# Start of Records for the exercise
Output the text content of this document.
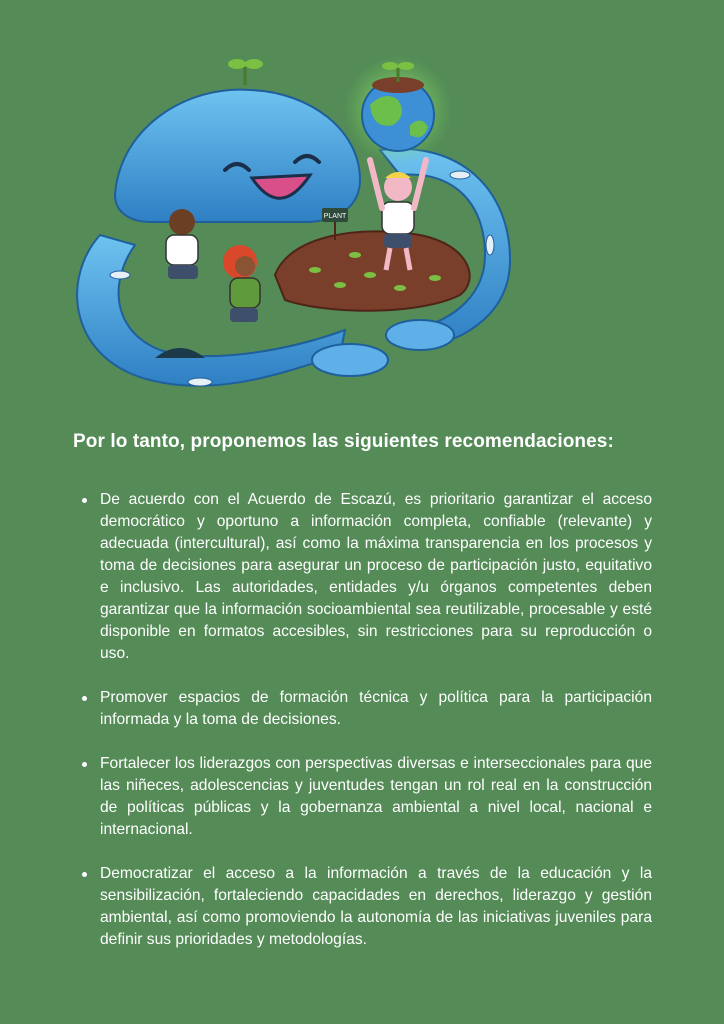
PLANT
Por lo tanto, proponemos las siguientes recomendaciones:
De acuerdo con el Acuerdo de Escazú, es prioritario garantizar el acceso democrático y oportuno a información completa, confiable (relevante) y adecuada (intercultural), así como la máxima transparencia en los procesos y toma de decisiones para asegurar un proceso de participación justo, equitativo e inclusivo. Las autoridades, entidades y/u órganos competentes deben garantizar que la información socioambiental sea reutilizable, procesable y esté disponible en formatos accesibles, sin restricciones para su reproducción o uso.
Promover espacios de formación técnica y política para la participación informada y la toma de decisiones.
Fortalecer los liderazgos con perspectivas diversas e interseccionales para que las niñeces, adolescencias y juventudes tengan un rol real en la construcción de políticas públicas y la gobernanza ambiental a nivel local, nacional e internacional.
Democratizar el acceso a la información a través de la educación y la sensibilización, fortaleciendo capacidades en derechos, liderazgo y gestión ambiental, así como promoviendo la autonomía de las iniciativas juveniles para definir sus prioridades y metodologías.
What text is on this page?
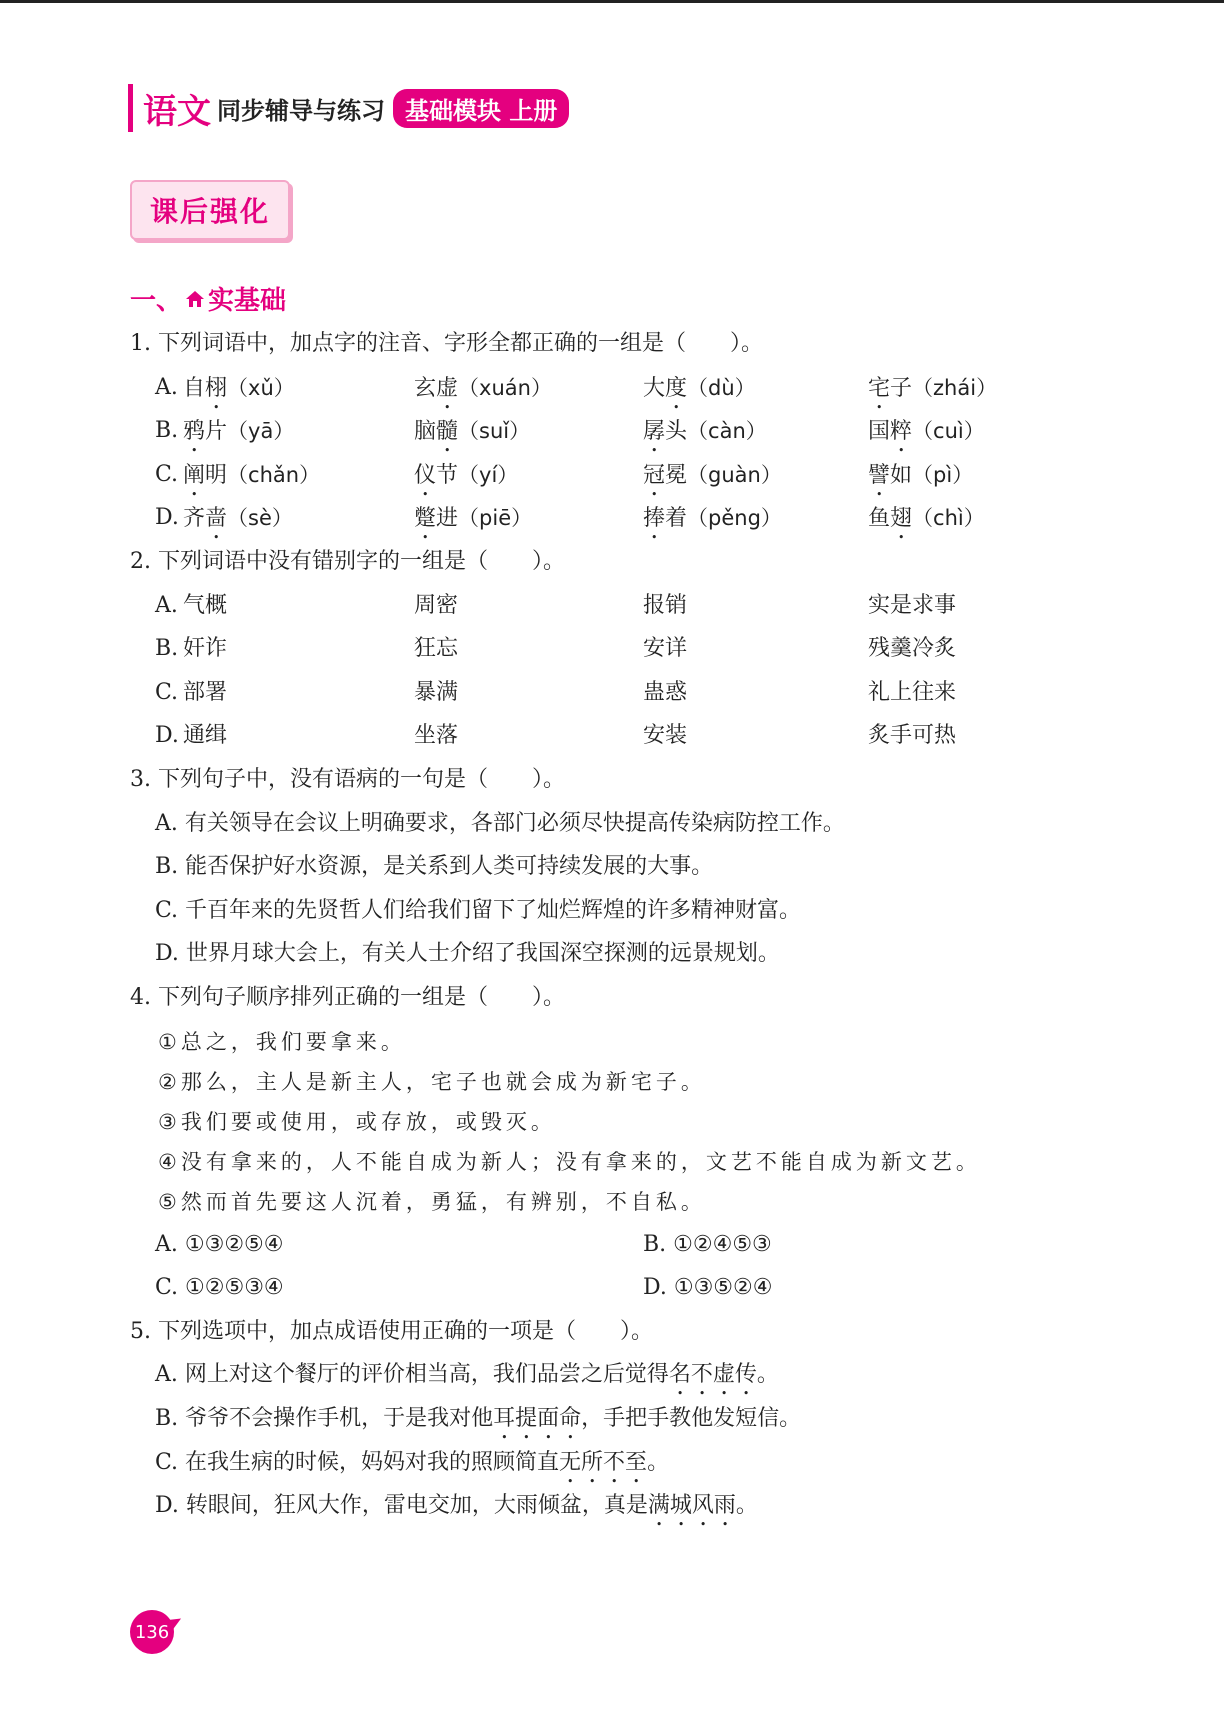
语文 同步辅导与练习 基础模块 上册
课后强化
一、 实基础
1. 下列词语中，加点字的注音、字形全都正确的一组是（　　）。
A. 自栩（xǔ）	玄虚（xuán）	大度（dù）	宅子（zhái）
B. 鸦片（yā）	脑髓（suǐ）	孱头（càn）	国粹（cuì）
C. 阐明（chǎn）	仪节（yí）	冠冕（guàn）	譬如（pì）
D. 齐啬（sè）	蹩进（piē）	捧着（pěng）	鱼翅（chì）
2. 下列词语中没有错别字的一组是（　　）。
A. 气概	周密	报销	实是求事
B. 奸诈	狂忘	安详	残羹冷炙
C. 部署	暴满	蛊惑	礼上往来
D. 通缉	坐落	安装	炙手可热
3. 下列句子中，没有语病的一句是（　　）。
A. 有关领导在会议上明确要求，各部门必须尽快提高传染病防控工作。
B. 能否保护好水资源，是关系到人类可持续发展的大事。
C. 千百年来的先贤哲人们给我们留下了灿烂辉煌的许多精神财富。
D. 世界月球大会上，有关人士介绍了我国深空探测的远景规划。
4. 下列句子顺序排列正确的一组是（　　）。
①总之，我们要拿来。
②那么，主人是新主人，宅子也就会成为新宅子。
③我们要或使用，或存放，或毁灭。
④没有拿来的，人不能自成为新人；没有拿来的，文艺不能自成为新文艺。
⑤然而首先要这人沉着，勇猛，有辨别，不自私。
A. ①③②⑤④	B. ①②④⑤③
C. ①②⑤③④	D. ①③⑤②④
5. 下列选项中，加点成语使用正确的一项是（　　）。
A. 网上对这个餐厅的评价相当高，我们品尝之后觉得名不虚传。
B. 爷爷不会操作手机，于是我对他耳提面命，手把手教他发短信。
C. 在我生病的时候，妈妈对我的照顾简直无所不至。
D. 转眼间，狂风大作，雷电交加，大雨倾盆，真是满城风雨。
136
# End of Records for the exercise
# Start of Records for the exercise
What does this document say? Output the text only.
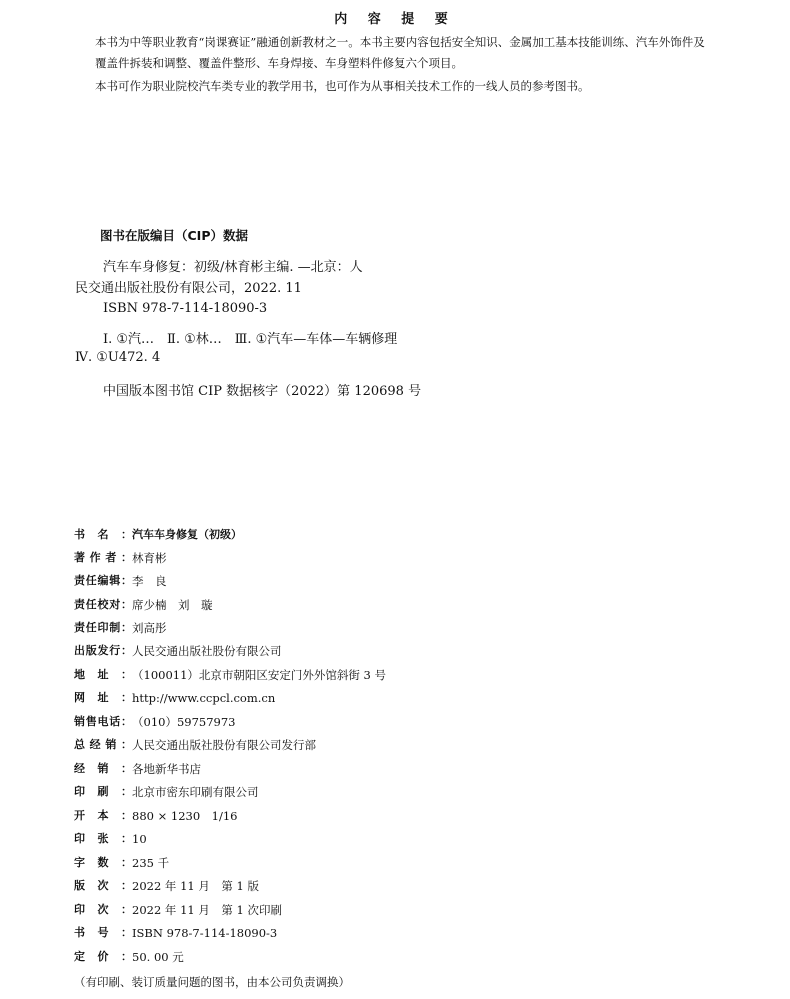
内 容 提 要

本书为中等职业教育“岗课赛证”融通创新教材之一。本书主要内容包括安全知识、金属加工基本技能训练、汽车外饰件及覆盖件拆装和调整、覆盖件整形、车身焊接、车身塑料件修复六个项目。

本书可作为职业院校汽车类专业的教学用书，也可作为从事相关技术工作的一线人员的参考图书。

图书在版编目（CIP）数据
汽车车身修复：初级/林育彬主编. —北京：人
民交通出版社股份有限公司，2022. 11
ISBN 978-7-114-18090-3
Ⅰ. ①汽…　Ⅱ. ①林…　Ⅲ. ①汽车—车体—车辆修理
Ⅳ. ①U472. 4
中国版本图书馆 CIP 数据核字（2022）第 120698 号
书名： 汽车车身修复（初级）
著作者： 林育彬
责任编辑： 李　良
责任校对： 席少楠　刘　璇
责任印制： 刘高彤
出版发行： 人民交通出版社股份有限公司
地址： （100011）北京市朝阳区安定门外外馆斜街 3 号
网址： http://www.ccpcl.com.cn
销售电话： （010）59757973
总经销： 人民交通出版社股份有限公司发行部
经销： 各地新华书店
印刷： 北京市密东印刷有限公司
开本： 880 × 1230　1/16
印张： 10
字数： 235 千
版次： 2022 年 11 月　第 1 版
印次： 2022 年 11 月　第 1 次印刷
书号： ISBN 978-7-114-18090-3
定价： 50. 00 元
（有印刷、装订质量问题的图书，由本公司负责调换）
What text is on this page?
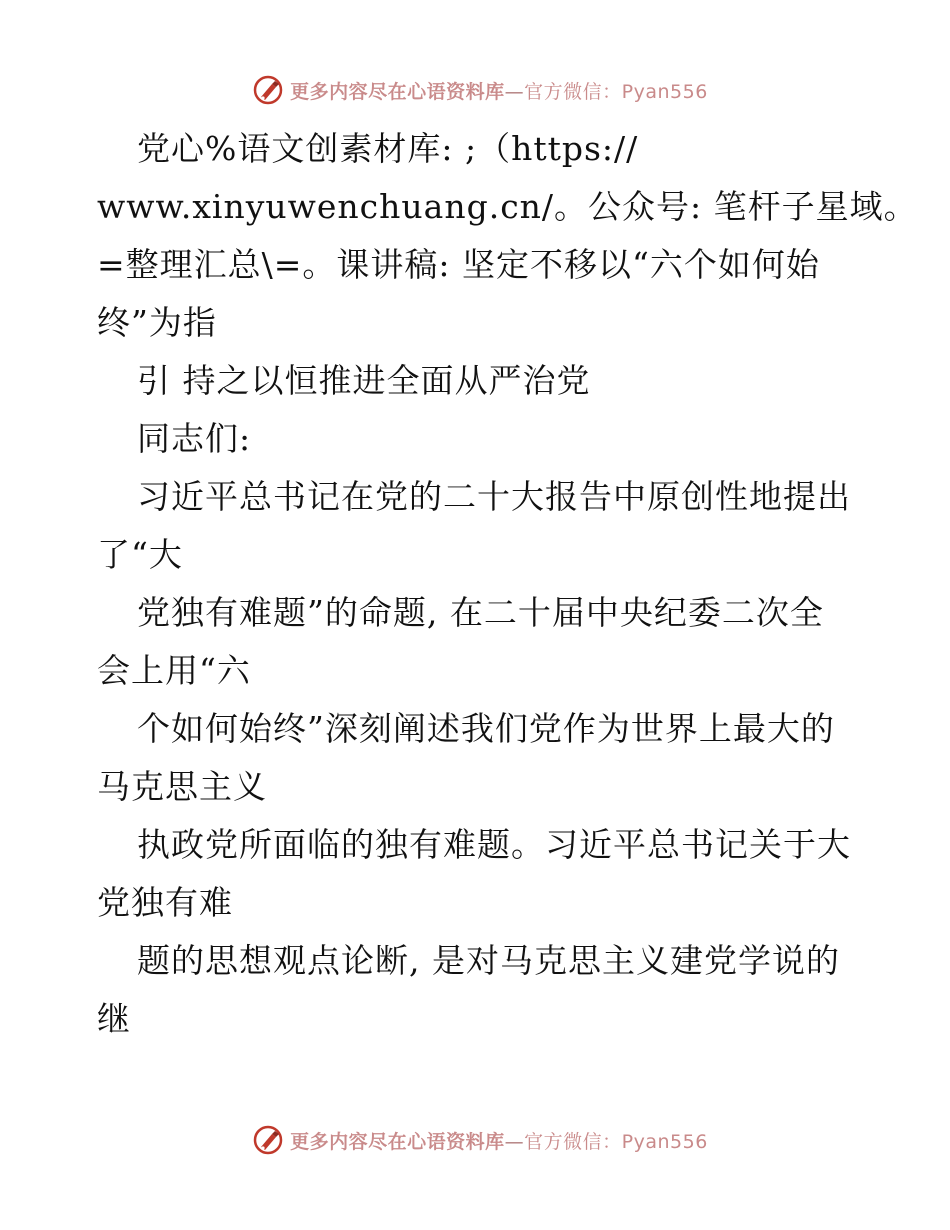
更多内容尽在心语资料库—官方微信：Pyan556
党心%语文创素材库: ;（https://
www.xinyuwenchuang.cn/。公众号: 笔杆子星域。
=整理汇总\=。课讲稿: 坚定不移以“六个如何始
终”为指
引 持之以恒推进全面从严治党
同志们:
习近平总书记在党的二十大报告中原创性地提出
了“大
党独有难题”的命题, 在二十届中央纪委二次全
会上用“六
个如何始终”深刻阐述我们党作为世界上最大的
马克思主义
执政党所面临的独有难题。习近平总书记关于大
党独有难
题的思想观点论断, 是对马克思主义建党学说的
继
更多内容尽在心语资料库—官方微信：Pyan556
# End of Records for the exercise
# Start of Records for the exercise
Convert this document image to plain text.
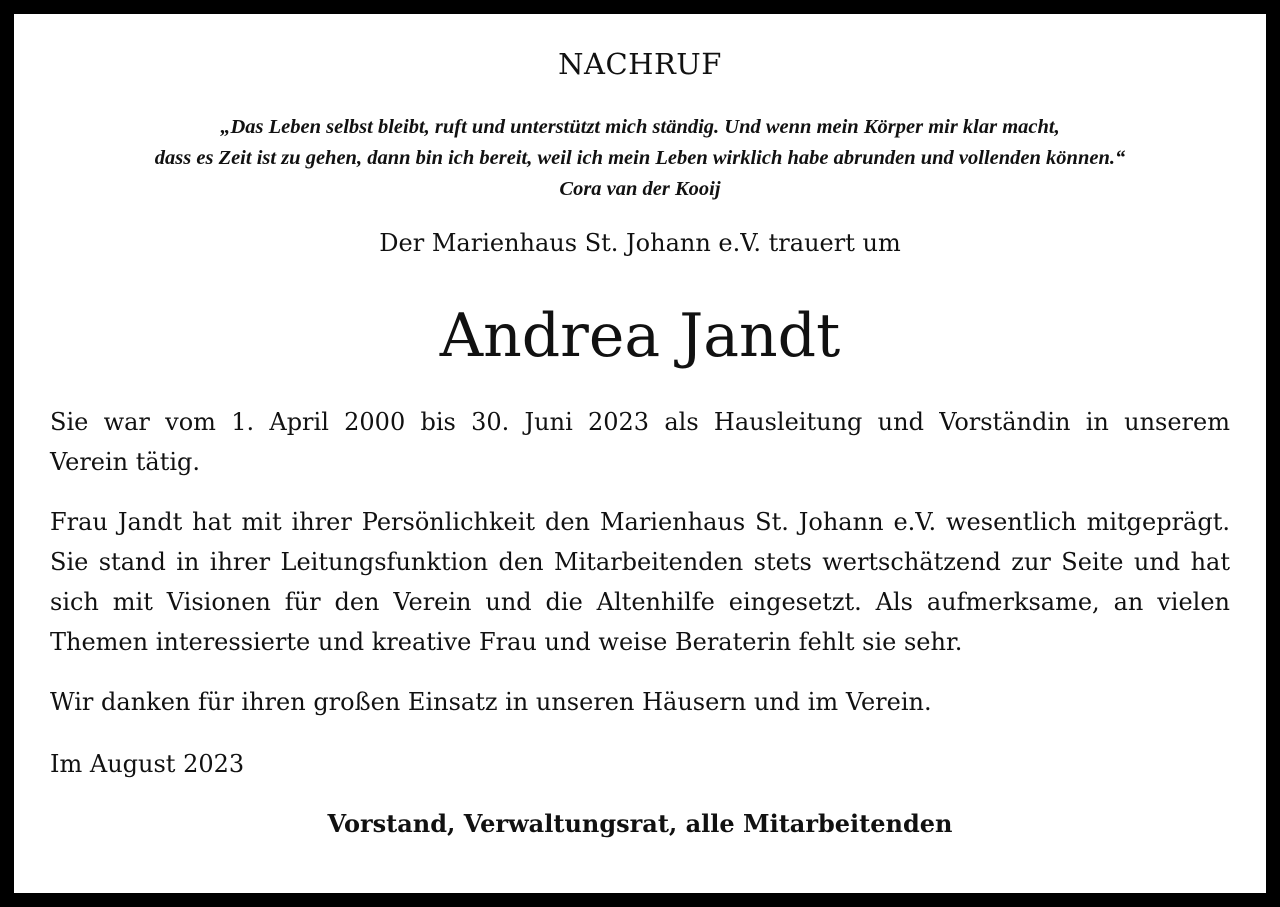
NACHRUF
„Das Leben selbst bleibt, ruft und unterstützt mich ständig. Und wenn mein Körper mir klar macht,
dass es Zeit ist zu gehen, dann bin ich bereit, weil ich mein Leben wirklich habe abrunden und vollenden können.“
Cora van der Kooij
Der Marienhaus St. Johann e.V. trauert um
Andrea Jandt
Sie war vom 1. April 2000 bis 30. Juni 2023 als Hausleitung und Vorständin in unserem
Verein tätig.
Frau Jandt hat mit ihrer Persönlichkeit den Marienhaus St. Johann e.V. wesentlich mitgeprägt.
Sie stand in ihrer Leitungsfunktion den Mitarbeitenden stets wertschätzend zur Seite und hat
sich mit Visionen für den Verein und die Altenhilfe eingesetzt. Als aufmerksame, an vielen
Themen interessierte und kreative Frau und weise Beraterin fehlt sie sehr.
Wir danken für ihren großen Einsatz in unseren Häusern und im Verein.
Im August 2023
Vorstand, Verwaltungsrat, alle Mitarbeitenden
# End of Records for the exercise
Return, from the data, each line that has the word "Verein" in it.

Verein tätig.
sich mit Visionen für den Verein und die Altenhilfe eingesetzt. Als aufmerksame, an vielen
Wir danken für ihren großen Einsatz in unseren Häusern und im Verein.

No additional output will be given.